Work required » What lines of the data include the string "that"? Copy them all.

** Start Available data **

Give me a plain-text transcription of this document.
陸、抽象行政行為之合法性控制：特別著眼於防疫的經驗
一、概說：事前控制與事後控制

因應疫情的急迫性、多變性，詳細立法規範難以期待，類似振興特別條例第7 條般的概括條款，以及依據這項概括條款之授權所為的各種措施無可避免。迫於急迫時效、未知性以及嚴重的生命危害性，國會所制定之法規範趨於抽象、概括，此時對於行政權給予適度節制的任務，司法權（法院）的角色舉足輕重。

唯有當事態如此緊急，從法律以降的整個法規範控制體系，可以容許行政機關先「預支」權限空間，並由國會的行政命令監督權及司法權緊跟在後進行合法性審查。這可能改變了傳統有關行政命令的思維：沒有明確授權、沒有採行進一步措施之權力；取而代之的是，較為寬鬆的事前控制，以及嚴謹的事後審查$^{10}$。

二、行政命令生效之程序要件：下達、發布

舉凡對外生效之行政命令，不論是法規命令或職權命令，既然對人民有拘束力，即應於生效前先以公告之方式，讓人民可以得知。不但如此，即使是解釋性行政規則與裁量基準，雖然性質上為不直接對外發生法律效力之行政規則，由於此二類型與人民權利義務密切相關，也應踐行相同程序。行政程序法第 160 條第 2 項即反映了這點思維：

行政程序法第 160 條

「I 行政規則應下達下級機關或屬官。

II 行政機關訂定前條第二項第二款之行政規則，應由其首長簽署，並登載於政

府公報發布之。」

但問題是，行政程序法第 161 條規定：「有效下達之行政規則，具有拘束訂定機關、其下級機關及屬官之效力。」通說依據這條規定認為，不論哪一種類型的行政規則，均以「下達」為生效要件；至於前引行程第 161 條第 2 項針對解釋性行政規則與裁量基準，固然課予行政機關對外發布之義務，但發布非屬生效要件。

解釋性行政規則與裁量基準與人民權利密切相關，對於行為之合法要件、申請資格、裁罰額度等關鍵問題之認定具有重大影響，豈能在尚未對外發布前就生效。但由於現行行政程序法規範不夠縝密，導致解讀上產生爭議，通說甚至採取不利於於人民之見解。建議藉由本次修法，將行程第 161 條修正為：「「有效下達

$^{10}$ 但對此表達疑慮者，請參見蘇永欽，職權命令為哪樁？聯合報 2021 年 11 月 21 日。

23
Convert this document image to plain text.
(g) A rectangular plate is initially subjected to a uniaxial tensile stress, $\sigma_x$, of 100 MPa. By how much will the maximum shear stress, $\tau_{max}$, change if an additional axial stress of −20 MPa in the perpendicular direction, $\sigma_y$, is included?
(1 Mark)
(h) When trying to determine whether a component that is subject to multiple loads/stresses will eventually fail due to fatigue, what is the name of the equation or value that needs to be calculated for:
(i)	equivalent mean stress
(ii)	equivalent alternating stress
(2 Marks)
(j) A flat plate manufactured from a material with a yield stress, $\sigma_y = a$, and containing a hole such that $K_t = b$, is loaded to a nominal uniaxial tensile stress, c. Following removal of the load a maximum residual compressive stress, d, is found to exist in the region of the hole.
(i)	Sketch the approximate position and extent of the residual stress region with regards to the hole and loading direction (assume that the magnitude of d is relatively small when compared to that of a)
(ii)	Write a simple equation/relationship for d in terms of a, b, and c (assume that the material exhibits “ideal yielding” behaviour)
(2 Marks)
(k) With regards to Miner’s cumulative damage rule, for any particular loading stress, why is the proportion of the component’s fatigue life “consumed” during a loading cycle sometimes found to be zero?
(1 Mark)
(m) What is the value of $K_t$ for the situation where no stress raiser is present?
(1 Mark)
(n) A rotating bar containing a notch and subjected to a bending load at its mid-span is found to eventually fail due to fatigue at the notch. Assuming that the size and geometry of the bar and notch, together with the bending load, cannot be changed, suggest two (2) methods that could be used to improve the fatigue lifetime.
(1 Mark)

** End Available data **

Response to the task »
(h) When trying to determine whether a component that is subject to multiple loads/stresses will eventually fail due to fatigue, what is the name of the equation or value that needs to be calculated for:
(j) A flat plate manufactured from a material with a yield stress, $\sigma_y = a$, and containing a hole such that $K_t = b$, is loaded to a nominal uniaxial tensile stress, c. Following removal of the load a maximum residual compressive stress, d, is found to exist in the region of the hole.
(i)	Sketch the approximate position and extent of the residual stress region with regards to the hole and loading direction (assume that the magnitude of d is relatively small when compared to that of a)
(ii)	Write a simple equation/relationship for d in terms of a, b, and c (assume that the material exhibits “ideal yielding” behaviour)
(n) A rotating bar containing a notch and subjected to a bending load at its mid-span is found to eventually fail due to fatigue at the notch. Assuming that the size and geometry of the bar and notch, together with the bending load, cannot be changed, suggest two (2) methods that could be used to improve the fatigue lifetime.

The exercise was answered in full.